╭──
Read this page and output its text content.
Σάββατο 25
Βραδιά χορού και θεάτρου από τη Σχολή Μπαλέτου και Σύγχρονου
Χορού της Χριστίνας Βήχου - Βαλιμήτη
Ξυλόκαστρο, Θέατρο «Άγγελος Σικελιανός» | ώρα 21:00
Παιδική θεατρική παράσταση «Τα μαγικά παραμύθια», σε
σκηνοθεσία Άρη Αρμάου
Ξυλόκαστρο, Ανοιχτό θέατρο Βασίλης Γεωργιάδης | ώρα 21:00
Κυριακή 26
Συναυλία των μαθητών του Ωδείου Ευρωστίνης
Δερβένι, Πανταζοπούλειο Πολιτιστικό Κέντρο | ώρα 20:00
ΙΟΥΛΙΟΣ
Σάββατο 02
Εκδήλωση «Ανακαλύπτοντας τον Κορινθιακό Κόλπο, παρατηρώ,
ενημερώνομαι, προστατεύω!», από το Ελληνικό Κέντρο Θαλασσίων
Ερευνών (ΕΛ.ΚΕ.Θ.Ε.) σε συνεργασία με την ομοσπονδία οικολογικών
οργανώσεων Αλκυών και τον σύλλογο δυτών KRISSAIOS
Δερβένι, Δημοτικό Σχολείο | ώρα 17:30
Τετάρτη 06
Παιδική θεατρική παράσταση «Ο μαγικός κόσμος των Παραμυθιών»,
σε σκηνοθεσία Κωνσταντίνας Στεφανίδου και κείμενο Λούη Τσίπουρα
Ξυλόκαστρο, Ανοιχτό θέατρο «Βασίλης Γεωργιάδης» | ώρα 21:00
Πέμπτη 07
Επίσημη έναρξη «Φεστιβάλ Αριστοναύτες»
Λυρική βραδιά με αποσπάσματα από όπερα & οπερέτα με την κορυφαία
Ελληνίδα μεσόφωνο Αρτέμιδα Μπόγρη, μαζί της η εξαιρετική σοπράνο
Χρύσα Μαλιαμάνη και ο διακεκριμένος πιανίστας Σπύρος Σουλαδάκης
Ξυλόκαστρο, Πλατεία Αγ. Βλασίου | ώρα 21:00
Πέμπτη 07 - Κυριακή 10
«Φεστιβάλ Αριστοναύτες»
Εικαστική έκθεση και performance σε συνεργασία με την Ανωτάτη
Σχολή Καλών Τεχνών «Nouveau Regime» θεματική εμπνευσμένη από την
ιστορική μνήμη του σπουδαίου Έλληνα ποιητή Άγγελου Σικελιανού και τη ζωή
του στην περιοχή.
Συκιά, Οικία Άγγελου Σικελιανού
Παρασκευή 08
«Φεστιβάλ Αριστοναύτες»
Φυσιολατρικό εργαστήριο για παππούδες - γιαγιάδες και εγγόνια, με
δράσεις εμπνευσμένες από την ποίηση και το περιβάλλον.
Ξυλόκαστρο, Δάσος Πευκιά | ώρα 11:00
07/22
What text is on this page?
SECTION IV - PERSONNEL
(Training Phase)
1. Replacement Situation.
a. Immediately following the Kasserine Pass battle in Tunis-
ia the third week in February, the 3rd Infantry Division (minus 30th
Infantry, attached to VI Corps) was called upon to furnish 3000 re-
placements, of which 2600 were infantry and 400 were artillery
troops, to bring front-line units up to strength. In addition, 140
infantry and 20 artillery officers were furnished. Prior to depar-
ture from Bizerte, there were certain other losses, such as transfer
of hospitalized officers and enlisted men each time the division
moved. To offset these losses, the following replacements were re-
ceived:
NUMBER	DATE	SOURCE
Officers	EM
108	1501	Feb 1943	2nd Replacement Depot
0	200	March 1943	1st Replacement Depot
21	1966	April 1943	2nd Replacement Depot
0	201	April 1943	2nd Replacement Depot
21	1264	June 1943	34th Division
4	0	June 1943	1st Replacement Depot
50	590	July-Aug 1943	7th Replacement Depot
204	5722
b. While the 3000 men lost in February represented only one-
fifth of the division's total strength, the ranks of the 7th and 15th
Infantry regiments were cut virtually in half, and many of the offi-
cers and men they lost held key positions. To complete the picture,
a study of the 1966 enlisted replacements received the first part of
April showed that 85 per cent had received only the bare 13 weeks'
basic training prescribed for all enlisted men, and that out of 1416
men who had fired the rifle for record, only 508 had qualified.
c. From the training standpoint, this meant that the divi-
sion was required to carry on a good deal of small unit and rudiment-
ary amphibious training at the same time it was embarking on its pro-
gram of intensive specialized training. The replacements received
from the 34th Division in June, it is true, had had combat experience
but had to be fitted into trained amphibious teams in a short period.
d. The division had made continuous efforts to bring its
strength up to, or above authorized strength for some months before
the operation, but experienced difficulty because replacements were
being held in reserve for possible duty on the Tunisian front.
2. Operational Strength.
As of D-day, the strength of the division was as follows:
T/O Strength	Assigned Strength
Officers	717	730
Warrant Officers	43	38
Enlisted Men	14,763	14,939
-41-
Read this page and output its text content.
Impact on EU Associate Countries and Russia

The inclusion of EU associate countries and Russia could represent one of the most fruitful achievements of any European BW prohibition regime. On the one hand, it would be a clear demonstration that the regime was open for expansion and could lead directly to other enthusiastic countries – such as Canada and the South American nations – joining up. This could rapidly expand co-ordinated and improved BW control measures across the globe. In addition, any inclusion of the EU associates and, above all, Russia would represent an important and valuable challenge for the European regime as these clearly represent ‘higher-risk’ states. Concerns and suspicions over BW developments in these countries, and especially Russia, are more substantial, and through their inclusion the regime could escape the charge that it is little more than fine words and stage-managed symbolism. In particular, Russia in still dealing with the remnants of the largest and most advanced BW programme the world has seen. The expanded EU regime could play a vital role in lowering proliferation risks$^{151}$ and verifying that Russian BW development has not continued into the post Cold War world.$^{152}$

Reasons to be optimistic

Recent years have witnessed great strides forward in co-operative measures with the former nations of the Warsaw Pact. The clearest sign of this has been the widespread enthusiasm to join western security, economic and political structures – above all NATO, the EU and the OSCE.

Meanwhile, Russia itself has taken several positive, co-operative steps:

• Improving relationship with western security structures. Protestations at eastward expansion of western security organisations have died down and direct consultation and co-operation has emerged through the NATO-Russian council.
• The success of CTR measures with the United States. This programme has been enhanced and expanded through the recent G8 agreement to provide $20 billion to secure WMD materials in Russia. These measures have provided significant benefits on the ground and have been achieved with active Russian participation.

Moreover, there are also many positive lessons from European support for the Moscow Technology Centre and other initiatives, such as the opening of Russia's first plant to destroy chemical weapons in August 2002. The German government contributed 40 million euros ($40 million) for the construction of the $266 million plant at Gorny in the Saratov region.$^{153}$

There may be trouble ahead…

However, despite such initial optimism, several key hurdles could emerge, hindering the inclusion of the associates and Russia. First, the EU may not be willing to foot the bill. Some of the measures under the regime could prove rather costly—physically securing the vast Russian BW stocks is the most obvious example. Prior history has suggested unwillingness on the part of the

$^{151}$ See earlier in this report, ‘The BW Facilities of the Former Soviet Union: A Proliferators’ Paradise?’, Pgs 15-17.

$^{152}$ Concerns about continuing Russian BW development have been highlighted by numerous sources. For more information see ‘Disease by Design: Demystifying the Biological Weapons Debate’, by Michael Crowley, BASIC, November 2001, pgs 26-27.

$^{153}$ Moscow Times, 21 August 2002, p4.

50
╰──
Written request >> Gather each line holding the string "held".

Reply to the exercise >>
cers and men they lost held key positions. To complete the picture,
being held in reserve for possible duty on the Tunisian front.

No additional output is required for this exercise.